Print the records again, character for character.

## Extracted data entries
☆ ☆ ☆ ☆ ☆

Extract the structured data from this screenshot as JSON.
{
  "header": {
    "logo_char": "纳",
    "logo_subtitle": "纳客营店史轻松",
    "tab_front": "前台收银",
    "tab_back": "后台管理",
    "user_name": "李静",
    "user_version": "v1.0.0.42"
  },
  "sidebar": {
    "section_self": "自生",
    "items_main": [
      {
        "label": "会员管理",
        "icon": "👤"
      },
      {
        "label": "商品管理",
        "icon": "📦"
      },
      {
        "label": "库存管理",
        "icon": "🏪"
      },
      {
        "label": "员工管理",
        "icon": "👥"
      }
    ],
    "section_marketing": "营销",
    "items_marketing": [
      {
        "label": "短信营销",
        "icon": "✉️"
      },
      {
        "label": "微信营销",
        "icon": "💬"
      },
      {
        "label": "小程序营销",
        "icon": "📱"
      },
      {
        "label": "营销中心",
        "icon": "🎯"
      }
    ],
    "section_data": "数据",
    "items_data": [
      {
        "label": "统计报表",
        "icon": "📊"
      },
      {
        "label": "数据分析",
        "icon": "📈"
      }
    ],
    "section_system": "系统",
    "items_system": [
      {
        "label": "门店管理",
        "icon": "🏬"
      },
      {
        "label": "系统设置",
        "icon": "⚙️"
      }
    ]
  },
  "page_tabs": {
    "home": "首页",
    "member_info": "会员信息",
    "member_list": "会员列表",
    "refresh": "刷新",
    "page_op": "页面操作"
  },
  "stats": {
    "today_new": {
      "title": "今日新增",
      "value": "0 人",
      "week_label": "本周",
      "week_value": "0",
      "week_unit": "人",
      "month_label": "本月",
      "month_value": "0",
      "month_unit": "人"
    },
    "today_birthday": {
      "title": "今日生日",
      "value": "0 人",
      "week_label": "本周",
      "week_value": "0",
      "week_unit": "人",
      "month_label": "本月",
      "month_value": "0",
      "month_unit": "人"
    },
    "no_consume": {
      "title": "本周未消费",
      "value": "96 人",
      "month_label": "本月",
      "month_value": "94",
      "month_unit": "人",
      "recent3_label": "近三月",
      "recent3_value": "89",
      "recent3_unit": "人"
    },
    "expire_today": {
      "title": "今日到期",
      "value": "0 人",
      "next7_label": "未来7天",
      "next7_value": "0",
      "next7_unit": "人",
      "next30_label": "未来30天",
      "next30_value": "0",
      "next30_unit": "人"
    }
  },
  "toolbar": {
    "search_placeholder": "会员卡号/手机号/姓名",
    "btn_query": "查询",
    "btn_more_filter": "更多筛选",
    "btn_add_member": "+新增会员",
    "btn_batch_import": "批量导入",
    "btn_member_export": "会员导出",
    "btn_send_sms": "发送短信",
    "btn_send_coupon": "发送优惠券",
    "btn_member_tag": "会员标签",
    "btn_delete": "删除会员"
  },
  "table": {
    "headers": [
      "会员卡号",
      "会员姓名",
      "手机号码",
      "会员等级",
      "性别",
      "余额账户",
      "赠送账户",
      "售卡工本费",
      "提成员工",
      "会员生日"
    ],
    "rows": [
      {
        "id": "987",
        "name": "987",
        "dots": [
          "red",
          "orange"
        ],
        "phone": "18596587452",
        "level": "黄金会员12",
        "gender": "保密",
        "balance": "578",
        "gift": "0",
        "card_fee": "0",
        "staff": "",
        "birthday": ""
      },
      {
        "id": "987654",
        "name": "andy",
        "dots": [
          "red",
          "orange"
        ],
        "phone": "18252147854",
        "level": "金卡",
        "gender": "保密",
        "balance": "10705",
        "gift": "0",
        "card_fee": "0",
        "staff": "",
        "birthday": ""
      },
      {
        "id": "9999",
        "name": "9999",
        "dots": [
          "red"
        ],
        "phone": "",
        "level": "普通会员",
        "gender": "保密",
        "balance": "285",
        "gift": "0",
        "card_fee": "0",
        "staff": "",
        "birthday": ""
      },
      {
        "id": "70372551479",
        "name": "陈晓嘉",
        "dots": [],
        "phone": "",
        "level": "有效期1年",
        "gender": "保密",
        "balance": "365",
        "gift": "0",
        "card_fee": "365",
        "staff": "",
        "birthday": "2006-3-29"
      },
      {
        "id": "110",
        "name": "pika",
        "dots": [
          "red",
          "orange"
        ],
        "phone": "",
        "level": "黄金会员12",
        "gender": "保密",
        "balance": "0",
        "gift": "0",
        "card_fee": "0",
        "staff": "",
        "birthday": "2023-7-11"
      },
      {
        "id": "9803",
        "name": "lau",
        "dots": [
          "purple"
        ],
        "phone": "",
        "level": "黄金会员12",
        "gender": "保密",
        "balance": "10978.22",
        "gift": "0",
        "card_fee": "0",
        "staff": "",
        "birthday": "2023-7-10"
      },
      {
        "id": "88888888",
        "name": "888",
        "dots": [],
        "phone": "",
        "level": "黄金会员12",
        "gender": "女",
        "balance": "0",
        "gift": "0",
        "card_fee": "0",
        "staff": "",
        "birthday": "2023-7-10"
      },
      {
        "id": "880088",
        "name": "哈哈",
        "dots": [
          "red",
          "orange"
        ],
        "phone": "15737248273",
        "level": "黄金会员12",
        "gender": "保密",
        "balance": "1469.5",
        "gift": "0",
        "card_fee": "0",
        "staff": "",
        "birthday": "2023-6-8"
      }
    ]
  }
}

☆ ☆ ☆ ☆ ☆

## Task output
Extract the structured data from this screenshot as JSON.
{
  "header": {
    "logo_char": "纳",
    "logo_subtitle": "纳客营店史轻松",
    "tab_front": "前台收银",
    "tab_back": "后台管理",
    "user_name": "李静",
    "user_version": "v1.0.0.42"
  },
  "sidebar": {
    "section_self": "自生",
    "items_main": [
      {
        "label": "会员管理",
        "icon": "👤"
      },
      {
        "label": "商品管理",
        "icon": "📦"
      },
      {
        "label": "库存管理",
        "icon": "🏪"
      },
      {
        "label": "员工管理",
        "icon": "👥"
      }
    ],
    "section_marketing": "营销",
    "items_marketing": [
      {
        "label": "短信营销",
        "icon": "✉️"
      },
      {
        "label": "微信营销",
        "icon": "💬"
      },
      {
        "label": "小程序营销",
        "icon": "📱"
      },
      {
        "label": "营销中心",
        "icon": "🎯"
      }
    ],
    "section_data": "数据",
    "items_data": [
      {
        "label": "统计报表",
        "icon": "📊"
      },
      {
        "label": "数据分析",
        "icon": "📈"
      }
    ],
    "section_system": "系统",
    "items_system": [
      {
        "label": "门店管理",
        "icon": "🏬"
      },
      {
        "label": "系统设置",
        "icon": "⚙️"
      }
    ]
  },
  "page_tabs": {
    "home": "首页",
    "member_info": "会员信息",
    "member_list": "会员列表",
    "refresh": "刷新",
    "page_op": "页面操作"
  },
  "stats": {
    "today_new": {
      "title": "今日新增",
      "value": "0 人",
      "week_label": "本周",
      "week_value": "0",
      "week_unit": "人",
      "month_label": "本月",
      "month_value": "0",
      "month_unit": "人"
    },
    "today_birthday": {
      "title": "今日生日",
      "value": "0 人",
      "week_label": "本周",
      "week_value": "0",
      "week_unit": "人",
      "month_label": "本月",
      "month_value": "0",
      "month_unit": "人"
    },
    "no_consume": {
      "title": "本周未消费",
      "value": "96 人",
      "month_label": "本月",
      "month_value": "94",
      "month_unit": "人",
      "recent3_label": "近三月",
      "recent3_value": "89",
      "recent3_unit": "人"
    },
    "expire_today": {
      "title": "今日到期",
      "value": "0 人",
      "next7_label": "未来7天",
      "next7_value": "0",
      "next7_unit": "人",
      "next30_label": "未来30天",
      "next30_value": "0",
      "next30_unit": "人"
    }
  },
  "toolbar": {
    "search_placeholder": "会员卡号/手机号/姓名",
    "btn_query": "查询",
    "btn_more_filter": "更多筛选",
    "btn_add_member": "+新增会员",
    "btn_batch_import": "批量导入",
    "btn_member_export": "会员导出",
    "btn_send_sms": "发送短信",
    "btn_send_coupon": "发送优惠券",
    "btn_member_tag": "会员标签",
    "btn_delete": "删除会员"
  },
  "table": {
    "headers": [
      "会员卡号",
      "会员姓名",
      "手机号码",
      "会员等级",
      "性别",
      "余额账户",
      "赠送账户",
      "售卡工本费",
      "提成员工",
      "会员生日"
    ],
    "rows": [
      {
        "id": "987",
        "name": "987",
        "dots": [
          "red",
          "orange"
        ],
        "phone": "18596587452",
        "level": "黄金会员12",
        "gender": "保密",
        "balance": "578",
        "gift": "0",
        "card_fee": "0",
        "staff": "",
        "birthday": ""
      },
      {
        "id": "987654",
        "name": "andy",
        "dots": [
          "red",
          "orange"
        ],
        "phone": "18252147854",
        "level": "金卡",
        "gender": "保密",
        "balance": "10705",
        "gift": "0",
        "card_fee": "0",
        "staff": "",
        "birthday": ""
      },
      {
        "id": "9999",
        "name": "9999",
        "dots": [
          "red"
        ],
        "phone": "",
        "level": "普通会员",
        "gender": "保密",
        "balance": "285",
        "gift": "0",
        "card_fee": "0",
        "staff": "",
        "birthday": ""
      },
      {
        "id": "70372551479",
        "name": "陈晓嘉",
        "dots": [],
        "phone": "",
        "level": "有效期1年",
        "gender": "保密",
        "balance": "365",
        "gift": "0",
        "card_fee": "365",
        "staff": "",
        "birthday": "2006-3-29"
      },
      {
        "id": "110",
        "name": "pika",
        "dots": [
          "red",
          "orange"
        ],
        "phone": "",
        "level": "黄金会员12",
        "gender": "保密",
        "balance": "0",
        "gift": "0",
        "card_fee": "0",
        "staff": "",
        "birthday": "2023-7-11"
      },
      {
        "id": "9803",
        "name": "lau",
        "dots": [
          "purple"
        ],
        "phone": "",
        "level": "黄金会员12",
        "gender": "保密",
        "balance": "10978.22",
        "gift": "0",
        "card_fee": "0",
        "staff": "",
        "birthday": "2023-7-10"
      },
      {
        "id": "88888888",
        "name": "888",
        "dots": [],
        "phone": "",
        "level": "黄金会员12",
        "gender": "女",
        "balance": "0",
        "gift": "0",
        "card_fee": "0",
        "staff": "",
        "birthday": "2023-7-10"
      },
      {
        "id": "880088",
        "name": "哈哈",
        "dots": [
          "red",
          "orange"
        ],
        "phone": "15737248273",
        "level": "黄金会员12",
        "gender": "保密",
        "balance": "1469.5",
        "gift": "0",
        "card_fee": "0",
        "staff": "",
        "birthday": "2023-6-8"
      }
    ]
  }
}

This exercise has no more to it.